● The request: Find each line with the word "Πόσο" and state how many there are, nothing more.

● Material supplied:
((
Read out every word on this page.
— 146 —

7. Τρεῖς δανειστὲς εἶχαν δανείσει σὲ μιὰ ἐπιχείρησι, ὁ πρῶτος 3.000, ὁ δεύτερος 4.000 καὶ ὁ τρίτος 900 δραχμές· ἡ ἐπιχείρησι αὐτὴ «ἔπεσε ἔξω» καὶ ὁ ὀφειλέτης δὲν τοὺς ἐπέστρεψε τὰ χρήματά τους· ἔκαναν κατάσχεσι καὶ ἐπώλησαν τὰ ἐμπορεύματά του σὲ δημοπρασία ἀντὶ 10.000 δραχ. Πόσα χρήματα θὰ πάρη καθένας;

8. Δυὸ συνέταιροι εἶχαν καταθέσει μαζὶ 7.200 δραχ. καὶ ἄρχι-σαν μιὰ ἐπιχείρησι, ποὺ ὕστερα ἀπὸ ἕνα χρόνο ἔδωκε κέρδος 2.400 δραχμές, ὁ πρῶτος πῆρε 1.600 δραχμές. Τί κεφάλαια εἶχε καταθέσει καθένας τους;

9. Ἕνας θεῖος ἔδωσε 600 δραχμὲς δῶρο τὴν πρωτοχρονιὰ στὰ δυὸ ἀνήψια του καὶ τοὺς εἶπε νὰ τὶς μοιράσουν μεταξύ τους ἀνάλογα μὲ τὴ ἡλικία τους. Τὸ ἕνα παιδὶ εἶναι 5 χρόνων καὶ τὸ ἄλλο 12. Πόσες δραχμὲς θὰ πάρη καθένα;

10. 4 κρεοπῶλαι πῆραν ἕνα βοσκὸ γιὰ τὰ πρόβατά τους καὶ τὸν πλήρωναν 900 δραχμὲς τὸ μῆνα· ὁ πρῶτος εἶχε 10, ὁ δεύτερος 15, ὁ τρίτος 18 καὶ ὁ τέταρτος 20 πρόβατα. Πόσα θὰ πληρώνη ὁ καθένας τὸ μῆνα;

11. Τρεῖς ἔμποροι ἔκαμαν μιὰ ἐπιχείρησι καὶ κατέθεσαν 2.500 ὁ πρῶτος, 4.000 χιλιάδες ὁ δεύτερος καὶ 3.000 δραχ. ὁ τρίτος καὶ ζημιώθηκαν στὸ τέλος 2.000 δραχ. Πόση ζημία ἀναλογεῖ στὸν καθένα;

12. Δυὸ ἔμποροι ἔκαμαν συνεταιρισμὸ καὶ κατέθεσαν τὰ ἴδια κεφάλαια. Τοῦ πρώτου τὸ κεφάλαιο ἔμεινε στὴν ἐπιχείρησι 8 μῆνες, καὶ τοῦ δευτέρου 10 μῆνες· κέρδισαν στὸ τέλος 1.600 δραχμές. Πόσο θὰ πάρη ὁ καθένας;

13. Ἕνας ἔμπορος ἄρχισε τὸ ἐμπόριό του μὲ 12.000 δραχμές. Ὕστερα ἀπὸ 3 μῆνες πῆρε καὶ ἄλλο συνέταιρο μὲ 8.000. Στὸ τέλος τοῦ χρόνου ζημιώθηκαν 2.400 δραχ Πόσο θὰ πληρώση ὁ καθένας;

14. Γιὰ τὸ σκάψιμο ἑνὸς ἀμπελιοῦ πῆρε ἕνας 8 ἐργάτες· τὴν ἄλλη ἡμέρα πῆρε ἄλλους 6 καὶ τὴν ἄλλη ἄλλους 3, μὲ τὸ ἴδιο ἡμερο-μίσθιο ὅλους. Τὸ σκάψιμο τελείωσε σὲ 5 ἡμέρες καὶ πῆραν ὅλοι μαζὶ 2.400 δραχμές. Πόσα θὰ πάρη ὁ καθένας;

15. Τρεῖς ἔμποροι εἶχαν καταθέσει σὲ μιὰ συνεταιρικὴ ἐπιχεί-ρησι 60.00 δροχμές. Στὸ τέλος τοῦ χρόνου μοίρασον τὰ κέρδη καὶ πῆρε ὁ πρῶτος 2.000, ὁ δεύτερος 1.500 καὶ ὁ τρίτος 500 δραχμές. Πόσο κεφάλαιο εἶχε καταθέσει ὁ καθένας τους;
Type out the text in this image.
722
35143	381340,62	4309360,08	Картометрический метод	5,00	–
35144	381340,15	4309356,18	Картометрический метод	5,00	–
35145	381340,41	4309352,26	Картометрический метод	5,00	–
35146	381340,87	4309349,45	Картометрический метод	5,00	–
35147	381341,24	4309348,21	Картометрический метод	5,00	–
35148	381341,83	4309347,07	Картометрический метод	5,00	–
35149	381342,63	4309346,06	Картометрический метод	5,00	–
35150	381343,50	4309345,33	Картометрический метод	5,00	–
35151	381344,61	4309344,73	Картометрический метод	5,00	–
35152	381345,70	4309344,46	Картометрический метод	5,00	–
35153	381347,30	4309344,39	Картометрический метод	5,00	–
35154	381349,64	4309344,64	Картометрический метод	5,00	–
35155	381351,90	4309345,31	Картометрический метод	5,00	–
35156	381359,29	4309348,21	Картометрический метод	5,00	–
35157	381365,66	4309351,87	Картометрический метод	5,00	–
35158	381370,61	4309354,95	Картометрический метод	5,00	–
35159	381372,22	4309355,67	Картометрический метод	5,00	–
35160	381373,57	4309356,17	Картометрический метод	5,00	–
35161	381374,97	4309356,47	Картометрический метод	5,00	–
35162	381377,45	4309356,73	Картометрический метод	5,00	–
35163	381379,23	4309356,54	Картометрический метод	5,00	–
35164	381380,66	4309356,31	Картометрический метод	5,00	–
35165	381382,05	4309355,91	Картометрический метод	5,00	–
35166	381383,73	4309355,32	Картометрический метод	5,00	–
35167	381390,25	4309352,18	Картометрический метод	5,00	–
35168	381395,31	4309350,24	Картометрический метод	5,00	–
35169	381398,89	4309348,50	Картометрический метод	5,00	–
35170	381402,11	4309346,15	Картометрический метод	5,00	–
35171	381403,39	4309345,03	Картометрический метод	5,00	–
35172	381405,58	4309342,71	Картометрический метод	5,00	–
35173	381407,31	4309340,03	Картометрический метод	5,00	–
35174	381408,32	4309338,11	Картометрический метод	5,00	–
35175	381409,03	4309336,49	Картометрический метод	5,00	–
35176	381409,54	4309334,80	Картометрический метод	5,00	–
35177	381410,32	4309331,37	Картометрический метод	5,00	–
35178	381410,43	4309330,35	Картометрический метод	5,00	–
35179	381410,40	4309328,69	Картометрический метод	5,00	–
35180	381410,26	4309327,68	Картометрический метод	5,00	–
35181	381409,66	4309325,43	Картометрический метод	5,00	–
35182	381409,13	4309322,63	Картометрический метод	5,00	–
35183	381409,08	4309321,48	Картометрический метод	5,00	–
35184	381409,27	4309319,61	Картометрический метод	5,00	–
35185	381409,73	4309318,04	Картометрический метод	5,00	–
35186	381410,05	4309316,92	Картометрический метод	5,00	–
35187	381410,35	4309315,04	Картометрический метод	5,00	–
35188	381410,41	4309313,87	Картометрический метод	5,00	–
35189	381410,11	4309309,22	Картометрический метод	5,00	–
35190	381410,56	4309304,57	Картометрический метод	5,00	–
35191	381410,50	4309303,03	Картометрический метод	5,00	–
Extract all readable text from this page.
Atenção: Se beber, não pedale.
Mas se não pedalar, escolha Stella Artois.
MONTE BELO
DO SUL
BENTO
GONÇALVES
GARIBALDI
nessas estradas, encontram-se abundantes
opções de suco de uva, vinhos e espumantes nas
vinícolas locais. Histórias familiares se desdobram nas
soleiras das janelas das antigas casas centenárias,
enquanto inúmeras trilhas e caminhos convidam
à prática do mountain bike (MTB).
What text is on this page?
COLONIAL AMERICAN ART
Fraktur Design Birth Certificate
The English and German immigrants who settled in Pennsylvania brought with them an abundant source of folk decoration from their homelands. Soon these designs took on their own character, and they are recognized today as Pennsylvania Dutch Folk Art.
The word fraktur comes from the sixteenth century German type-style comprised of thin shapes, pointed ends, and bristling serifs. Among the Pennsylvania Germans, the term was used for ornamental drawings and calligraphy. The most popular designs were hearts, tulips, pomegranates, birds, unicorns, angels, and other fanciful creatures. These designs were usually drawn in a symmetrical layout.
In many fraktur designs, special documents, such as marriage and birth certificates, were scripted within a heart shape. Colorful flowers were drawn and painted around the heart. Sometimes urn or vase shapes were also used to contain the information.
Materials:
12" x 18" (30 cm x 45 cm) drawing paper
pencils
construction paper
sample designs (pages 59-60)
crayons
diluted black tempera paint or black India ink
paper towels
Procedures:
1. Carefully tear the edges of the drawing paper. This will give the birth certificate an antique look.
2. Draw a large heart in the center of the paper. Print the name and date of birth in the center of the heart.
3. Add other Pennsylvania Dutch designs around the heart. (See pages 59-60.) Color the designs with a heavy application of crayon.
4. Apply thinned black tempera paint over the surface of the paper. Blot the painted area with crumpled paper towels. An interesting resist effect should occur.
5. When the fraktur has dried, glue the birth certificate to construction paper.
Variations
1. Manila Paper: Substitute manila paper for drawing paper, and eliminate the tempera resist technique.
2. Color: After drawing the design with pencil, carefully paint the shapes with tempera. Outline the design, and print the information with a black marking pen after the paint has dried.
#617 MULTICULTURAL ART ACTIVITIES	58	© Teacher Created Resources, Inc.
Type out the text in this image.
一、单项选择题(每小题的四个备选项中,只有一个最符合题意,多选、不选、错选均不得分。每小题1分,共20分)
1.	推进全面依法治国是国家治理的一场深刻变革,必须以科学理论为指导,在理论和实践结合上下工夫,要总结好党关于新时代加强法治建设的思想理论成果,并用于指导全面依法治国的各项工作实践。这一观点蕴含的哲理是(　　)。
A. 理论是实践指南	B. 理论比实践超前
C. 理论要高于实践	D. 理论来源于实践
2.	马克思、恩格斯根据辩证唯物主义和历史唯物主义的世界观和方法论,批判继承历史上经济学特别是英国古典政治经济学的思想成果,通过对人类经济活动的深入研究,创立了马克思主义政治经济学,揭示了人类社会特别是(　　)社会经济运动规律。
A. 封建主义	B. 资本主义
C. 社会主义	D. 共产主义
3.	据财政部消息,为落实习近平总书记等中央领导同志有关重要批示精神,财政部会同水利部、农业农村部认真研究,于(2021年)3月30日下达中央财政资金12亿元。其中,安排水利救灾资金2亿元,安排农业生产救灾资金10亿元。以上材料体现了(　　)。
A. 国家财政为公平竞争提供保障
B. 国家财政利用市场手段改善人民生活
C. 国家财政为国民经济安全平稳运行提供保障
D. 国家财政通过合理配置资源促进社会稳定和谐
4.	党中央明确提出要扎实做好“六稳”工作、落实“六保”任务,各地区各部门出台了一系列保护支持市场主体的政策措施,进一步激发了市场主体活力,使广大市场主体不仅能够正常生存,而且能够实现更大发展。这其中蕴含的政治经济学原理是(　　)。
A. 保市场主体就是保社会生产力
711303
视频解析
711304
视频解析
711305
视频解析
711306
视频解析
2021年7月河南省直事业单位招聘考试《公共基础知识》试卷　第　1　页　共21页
))
● Exercise answer: 3